## RAW DATA
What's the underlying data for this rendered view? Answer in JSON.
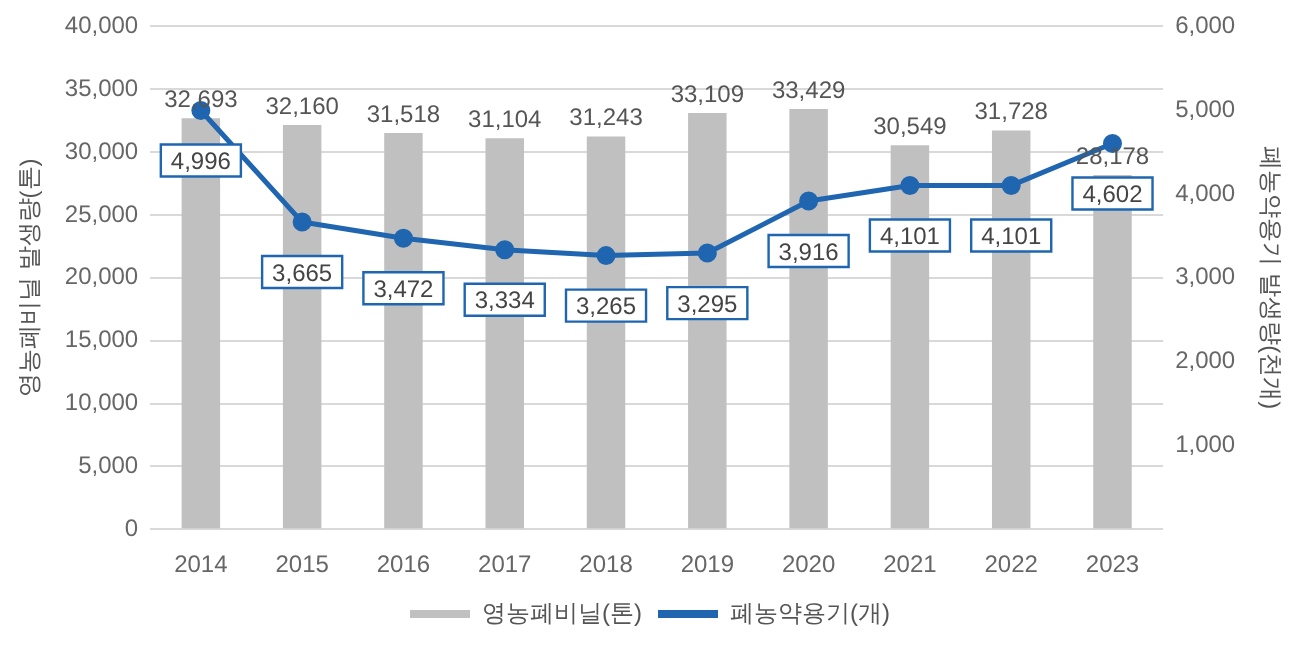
{
  "chart_data": {
    "type": "bar",
    "categories": [
      "2014",
      "2015",
      "2016",
      "2017",
      "2018",
      "2019",
      "2020",
      "2021",
      "2022",
      "2023"
    ],
    "ylabel": "영농폐비닐 발생량(톤)",
    "y2label": "폐농약용기 발생량(천개)",
    "series": [
      {
        "name": "영농폐비닐(톤)",
        "color": "#c0c0c0",
        "values": [
          32693,
          32160,
          31518,
          31104,
          31243,
          33109,
          33429,
          30549,
          31728,
          28178
        ],
        "value_labels": [
          "32,693",
          "32,160",
          "31,518",
          "31,104",
          "31,243",
          "33,109",
          "33,429",
          "30,549",
          "31,728",
          "28,178"
        ]
      },
      {
        "name": "폐농약용기(개)",
        "type": "line",
        "axis": "y2",
        "color": "#1f65b0",
        "marker": "circle",
        "values": [
          4996,
          3665,
          3472,
          3334,
          3265,
          3295,
          3916,
          4101,
          4101,
          4602
        ],
        "value_labels": [
          "4,996",
          "3,665",
          "3,472",
          "3,334",
          "3,265",
          "3,295",
          "3,916",
          "4,101",
          "4,101",
          "4,602"
        ]
      }
    ],
    "ylim": [
      0,
      40000
    ],
    "yticks": [
      {
        "value": 0,
        "label": "0"
      },
      {
        "value": 5000,
        "label": "5,000"
      },
      {
        "value": 10000,
        "label": "10,000"
      },
      {
        "value": 15000,
        "label": "15,000"
      },
      {
        "value": 20000,
        "label": "20,000"
      },
      {
        "value": 25000,
        "label": "25,000"
      },
      {
        "value": 30000,
        "label": "30,000"
      },
      {
        "value": 35000,
        "label": "35,000"
      },
      {
        "value": 40000,
        "label": "40,000"
      }
    ],
    "y2lim": [
      0,
      6000
    ],
    "y2ticks": [
      {
        "value": 1000,
        "label": "1,000"
      },
      {
        "value": 2000,
        "label": "2,000"
      },
      {
        "value": 3000,
        "label": "3,000"
      },
      {
        "value": 4000,
        "label": "4,000"
      },
      {
        "value": 5000,
        "label": "5,000"
      },
      {
        "value": 6000,
        "label": "6,000"
      }
    ],
    "grid": "y",
    "legend": "bottom"
  }
}
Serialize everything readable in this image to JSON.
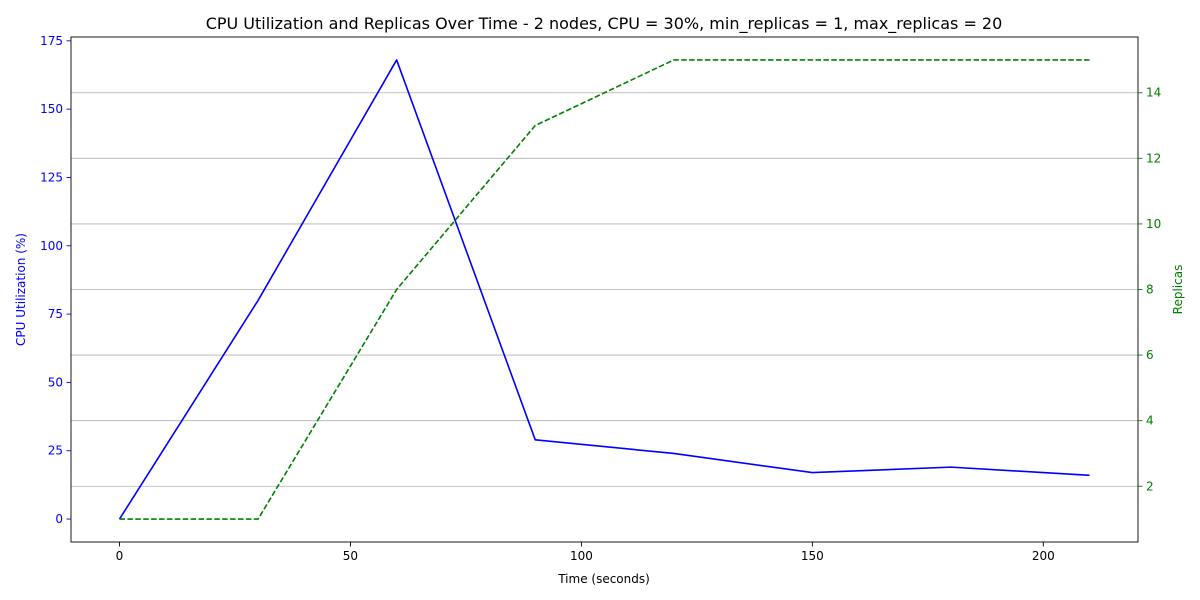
{
  "chart_data": {
    "type": "line",
    "title": "CPU Utilization and Replicas Over Time - 2 nodes, CPU = 30%, min_replicas = 1, max_replicas = 20",
    "xlabel": "Time (seconds)",
    "ylabel_left": "CPU Utilization (%)",
    "ylabel_right": "Replicas",
    "x": [
      0,
      30,
      60,
      90,
      120,
      150,
      180,
      210
    ],
    "xlim": [
      -10.5,
      220.5
    ],
    "ylim_left": [
      -8.4,
      176.4
    ],
    "ylim_right": [
      0.3,
      15.7
    ],
    "x_ticks": [
      0,
      50,
      100,
      150,
      200
    ],
    "y_ticks_left": [
      0,
      25,
      50,
      75,
      100,
      125,
      150,
      175
    ],
    "y_ticks_right": [
      2,
      4,
      6,
      8,
      10,
      12,
      14
    ],
    "grid": "horizontal, right axis",
    "series": [
      {
        "values": [
          0,
          80,
          168,
          29,
          24,
          17,
          19,
          16
        ],
        "color": "#0000ff",
        "style": "solid",
        "axis": "left"
      },
      {
        "values": [
          1,
          1,
          8,
          13,
          15,
          15,
          15,
          15
        ],
        "color": "#008000",
        "style": "dashed",
        "axis": "right"
      }
    ],
    "colors": {
      "left_axis": "#0000ff",
      "right_axis": "#008000",
      "grid": "#b0b0b0"
    }
  }
}
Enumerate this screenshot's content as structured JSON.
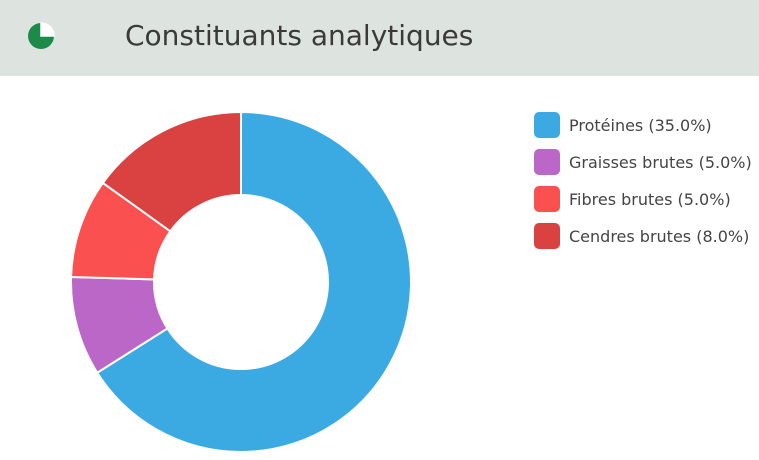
{
  "header": {
    "title": "Constituants analytiques",
    "icon": "pie-chart-icon",
    "icon_color": "#1e8a4a",
    "background": "#dde3df"
  },
  "chart_data": {
    "type": "pie",
    "variant": "donut",
    "title": "",
    "legend_position": "right",
    "slice_border_color": "#ffffff",
    "series": [
      {
        "name": "Protéines",
        "label": "Protéines (35.0%)",
        "value": 35.0,
        "color": "#3ba9e2"
      },
      {
        "name": "Graisses brutes",
        "label": "Graisses brutes (5.0%)",
        "value": 5.0,
        "color": "#bb67c8"
      },
      {
        "name": "Fibres brutes",
        "label": "Fibres brutes (5.0%)",
        "value": 5.0,
        "color": "#fb5050"
      },
      {
        "name": "Cendres brutes",
        "label": "Cendres brutes (8.0%)",
        "value": 8.0,
        "color": "#da4141"
      }
    ]
  }
}
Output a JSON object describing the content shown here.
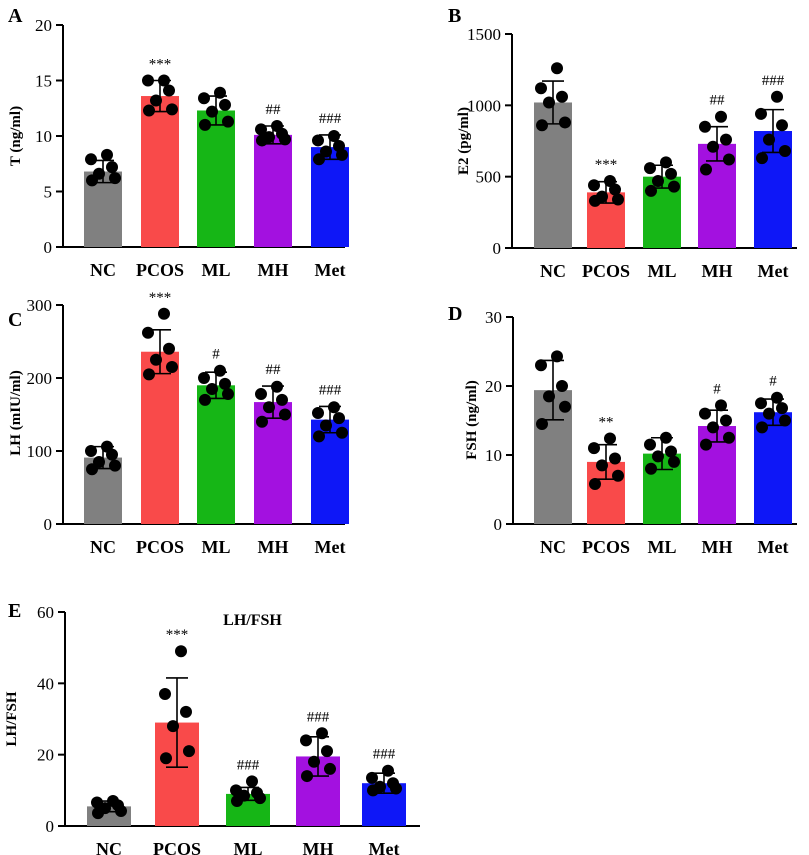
{
  "figure": {
    "colors": {
      "NC": "#808080",
      "PCOS": "#f94a4a",
      "ML": "#16b616",
      "MH": "#a311e0",
      "Met": "#0e17f7",
      "axis": "#000000",
      "point": "#000000"
    }
  },
  "chart_data": [
    {
      "panel": "A",
      "type": "bar",
      "title": "",
      "ylabel": "T (ng/ml)",
      "xlabel": "",
      "categories": [
        "NC",
        "PCOS",
        "ML",
        "MH",
        "Met"
      ],
      "values": [
        6.8,
        13.6,
        12.3,
        10.1,
        9.0
      ],
      "errors": [
        1.0,
        1.4,
        1.3,
        0.8,
        1.1
      ],
      "points": [
        [
          6.0,
          6.2,
          6.6,
          7.2,
          7.9,
          8.3
        ],
        [
          12.3,
          12.4,
          13.2,
          14.1,
          15.0,
          15.0
        ],
        [
          11.0,
          11.3,
          12.2,
          12.8,
          13.4,
          13.9
        ],
        [
          9.6,
          9.7,
          9.9,
          10.2,
          10.6,
          10.9
        ],
        [
          7.9,
          8.3,
          8.6,
          9.1,
          9.6,
          10.0
        ]
      ],
      "significance": [
        "",
        "***",
        "",
        "##",
        "###"
      ],
      "ylim": [
        0,
        20
      ],
      "yticks": [
        0,
        5,
        10,
        15,
        20
      ]
    },
    {
      "panel": "B",
      "type": "bar",
      "title": "",
      "ylabel": "E2 (pg/ml)",
      "xlabel": "",
      "categories": [
        "NC",
        "PCOS",
        "ML",
        "MH",
        "Met"
      ],
      "values": [
        1020,
        390,
        500,
        730,
        820
      ],
      "errors": [
        150,
        75,
        80,
        120,
        150
      ],
      "points": [
        [
          860,
          880,
          1020,
          1060,
          1120,
          1260
        ],
        [
          330,
          340,
          360,
          410,
          440,
          470
        ],
        [
          400,
          430,
          470,
          520,
          560,
          600
        ],
        [
          550,
          620,
          710,
          760,
          850,
          920
        ],
        [
          630,
          680,
          760,
          860,
          940,
          1060
        ]
      ],
      "significance": [
        "",
        "***",
        "",
        "##",
        "###"
      ],
      "ylim": [
        0,
        1500
      ],
      "yticks": [
        0,
        500,
        1000,
        1500
      ]
    },
    {
      "panel": "C",
      "type": "bar",
      "title": "",
      "ylabel": "LH (mIU/ml)",
      "xlabel": "",
      "categories": [
        "NC",
        "PCOS",
        "ML",
        "MH",
        "Met"
      ],
      "values": [
        91,
        236,
        190,
        167,
        143
      ],
      "errors": [
        15,
        30,
        18,
        22,
        18
      ],
      "points": [
        [
          75,
          80,
          85,
          95,
          100,
          106
        ],
        [
          205,
          215,
          225,
          240,
          262,
          288
        ],
        [
          170,
          178,
          185,
          192,
          200,
          210
        ],
        [
          140,
          150,
          160,
          170,
          178,
          188
        ],
        [
          120,
          125,
          135,
          145,
          152,
          160
        ]
      ],
      "significance": [
        "",
        "***",
        "#",
        "##",
        "###"
      ],
      "ylim": [
        0,
        300
      ],
      "yticks": [
        0,
        100,
        200,
        300
      ]
    },
    {
      "panel": "D",
      "type": "bar",
      "title": "",
      "ylabel": "FSH (ng/ml)",
      "xlabel": "",
      "categories": [
        "NC",
        "PCOS",
        "ML",
        "MH",
        "Met"
      ],
      "values": [
        19.4,
        9.0,
        10.2,
        14.2,
        16.2
      ],
      "errors": [
        4.3,
        2.5,
        2.3,
        2.3,
        1.9
      ],
      "points": [
        [
          14.5,
          17.0,
          18.5,
          20.0,
          23.0,
          24.3
        ],
        [
          5.8,
          7.0,
          8.5,
          9.5,
          11.0,
          12.4
        ],
        [
          8.0,
          9.0,
          9.8,
          10.5,
          11.5,
          12.5
        ],
        [
          11.5,
          12.5,
          14.0,
          15.0,
          16.0,
          17.2
        ],
        [
          14.0,
          15.0,
          16.0,
          16.8,
          17.5,
          18.3
        ]
      ],
      "significance": [
        "",
        "**",
        "",
        "#",
        "#"
      ],
      "ylim": [
        0,
        30
      ],
      "yticks": [
        0,
        10,
        20,
        30
      ]
    },
    {
      "panel": "E",
      "type": "bar",
      "title": "LH/FSH",
      "ylabel": "LH/FSH",
      "xlabel": "",
      "categories": [
        "NC",
        "PCOS",
        "ML",
        "MH",
        "Met"
      ],
      "values": [
        5.5,
        29.0,
        9.0,
        19.5,
        12.0
      ],
      "errors": [
        1.5,
        12.5,
        1.8,
        5.5,
        2.8
      ],
      "points": [
        [
          3.6,
          4.2,
          5.0,
          5.8,
          6.6,
          7.0
        ],
        [
          19.0,
          21.0,
          28.0,
          32.0,
          37.0,
          49.0
        ],
        [
          7.0,
          7.8,
          8.5,
          9.3,
          10.0,
          12.5
        ],
        [
          14.0,
          16.0,
          18.0,
          21.0,
          24.0,
          26.0
        ],
        [
          10.0,
          10.5,
          11.0,
          12.0,
          13.5,
          15.5
        ]
      ],
      "significance": [
        "",
        "***",
        "###",
        "###",
        "###"
      ],
      "ylim": [
        0,
        60
      ],
      "yticks": [
        0,
        20,
        40,
        60
      ]
    }
  ]
}
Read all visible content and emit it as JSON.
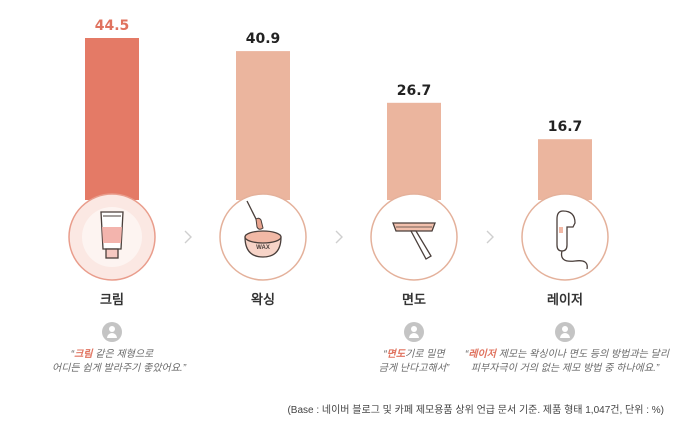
{
  "chart_data": {
    "type": "bar",
    "categories": [
      "크림",
      "왁싱",
      "면도",
      "레이저"
    ],
    "values": [
      44.5,
      40.9,
      26.7,
      16.7
    ],
    "ylim": [
      0,
      44.5
    ],
    "colors": {
      "highlight_bar": "#e47a66",
      "bar": "#ebb59e",
      "highlight_text": "#e0735f",
      "text": "#222222"
    },
    "icons": [
      "cream-tube-icon",
      "wax-jar-icon",
      "razor-icon",
      "laser-device-icon"
    ],
    "quotes": [
      {
        "prefix": "“",
        "highlight": "크림",
        "rest": " 같은 제형으로",
        "line2": "어디든 쉽게 발라주기 좋았어요.”"
      },
      {
        "prefix": "“",
        "highlight": "면도",
        "rest": "기로 밀면",
        "line2": "금게 난다고해서”"
      },
      {
        "prefix": "“",
        "highlight": "레이저",
        "rest": " 제모는 왁싱이나 면도 등의 방법과는 달리",
        "line2": "피부자극이 거의 없는 제모 방법 중 하나에요.”"
      }
    ]
  },
  "footnote": "(Base : 네이버 블로그 및 카페 제모용품 상위 언급 문서 기준. 제품 형태 1,047건, 단위 : %)"
}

## EXERCISE GOAL
Read the lines above. Gather those in which the string "this" is found.

## TASK RESPONSE
What's the underlying data for this rendered view? Answer in JSON.
Serialize everything readable in this image to JSON.
Enumerate this screenshot's content as structured JSON.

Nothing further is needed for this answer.